[Collected data]
╔══

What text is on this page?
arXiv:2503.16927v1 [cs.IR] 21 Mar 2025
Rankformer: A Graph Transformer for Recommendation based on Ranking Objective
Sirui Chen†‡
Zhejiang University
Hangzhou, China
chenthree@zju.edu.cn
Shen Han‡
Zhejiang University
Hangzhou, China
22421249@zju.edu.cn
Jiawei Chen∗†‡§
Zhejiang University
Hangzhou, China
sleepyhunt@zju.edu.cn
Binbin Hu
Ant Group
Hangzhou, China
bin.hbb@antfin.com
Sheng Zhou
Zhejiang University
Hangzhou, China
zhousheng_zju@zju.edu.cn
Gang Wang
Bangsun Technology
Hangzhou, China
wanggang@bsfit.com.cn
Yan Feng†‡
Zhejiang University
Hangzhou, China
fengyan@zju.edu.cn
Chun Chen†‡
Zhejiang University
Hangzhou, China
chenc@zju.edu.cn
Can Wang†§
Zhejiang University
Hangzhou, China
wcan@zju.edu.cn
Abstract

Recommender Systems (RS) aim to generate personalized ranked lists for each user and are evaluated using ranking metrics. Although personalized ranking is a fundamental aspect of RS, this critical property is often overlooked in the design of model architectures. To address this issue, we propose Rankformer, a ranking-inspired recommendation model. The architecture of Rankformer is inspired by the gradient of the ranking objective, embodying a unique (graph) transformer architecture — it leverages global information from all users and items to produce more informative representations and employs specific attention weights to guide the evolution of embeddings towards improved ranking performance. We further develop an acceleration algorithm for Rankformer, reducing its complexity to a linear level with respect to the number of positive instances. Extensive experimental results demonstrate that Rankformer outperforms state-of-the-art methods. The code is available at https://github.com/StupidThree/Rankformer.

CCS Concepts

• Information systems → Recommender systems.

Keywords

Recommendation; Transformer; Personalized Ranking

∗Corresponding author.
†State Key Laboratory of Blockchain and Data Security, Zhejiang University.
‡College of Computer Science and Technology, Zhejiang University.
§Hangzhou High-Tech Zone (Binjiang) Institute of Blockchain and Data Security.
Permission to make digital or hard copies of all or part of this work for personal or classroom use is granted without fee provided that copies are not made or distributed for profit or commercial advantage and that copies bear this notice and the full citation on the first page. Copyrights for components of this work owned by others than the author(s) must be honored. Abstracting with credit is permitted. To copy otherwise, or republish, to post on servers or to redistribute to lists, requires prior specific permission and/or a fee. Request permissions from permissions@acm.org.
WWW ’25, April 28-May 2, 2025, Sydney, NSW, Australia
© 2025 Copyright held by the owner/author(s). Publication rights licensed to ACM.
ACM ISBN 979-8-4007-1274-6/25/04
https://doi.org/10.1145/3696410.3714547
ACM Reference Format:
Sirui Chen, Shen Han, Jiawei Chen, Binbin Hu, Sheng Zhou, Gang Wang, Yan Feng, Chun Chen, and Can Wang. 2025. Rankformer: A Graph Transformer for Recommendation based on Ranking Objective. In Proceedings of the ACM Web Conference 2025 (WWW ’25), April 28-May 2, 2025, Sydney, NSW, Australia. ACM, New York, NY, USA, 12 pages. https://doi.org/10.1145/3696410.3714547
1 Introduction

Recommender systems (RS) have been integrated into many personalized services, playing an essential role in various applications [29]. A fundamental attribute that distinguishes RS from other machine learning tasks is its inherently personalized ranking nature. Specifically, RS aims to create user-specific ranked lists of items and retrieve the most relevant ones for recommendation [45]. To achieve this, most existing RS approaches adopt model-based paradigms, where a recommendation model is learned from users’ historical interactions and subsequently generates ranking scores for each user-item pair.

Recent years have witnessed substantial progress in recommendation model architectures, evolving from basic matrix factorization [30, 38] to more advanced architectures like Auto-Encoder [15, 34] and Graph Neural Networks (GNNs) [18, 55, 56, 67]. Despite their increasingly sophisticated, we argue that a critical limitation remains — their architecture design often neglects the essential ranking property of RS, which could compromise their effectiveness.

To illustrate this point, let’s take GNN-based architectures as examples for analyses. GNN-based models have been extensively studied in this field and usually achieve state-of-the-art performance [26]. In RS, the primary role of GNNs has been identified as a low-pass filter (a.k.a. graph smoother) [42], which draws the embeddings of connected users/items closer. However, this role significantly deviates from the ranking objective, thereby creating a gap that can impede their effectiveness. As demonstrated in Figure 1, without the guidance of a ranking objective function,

╚══

> [Task goal] Copy every line of the listing that includes the string "Technology".

> [Answer for the task]
Bangsun Technology
‡College of Computer Science and Technology, Zhejiang University.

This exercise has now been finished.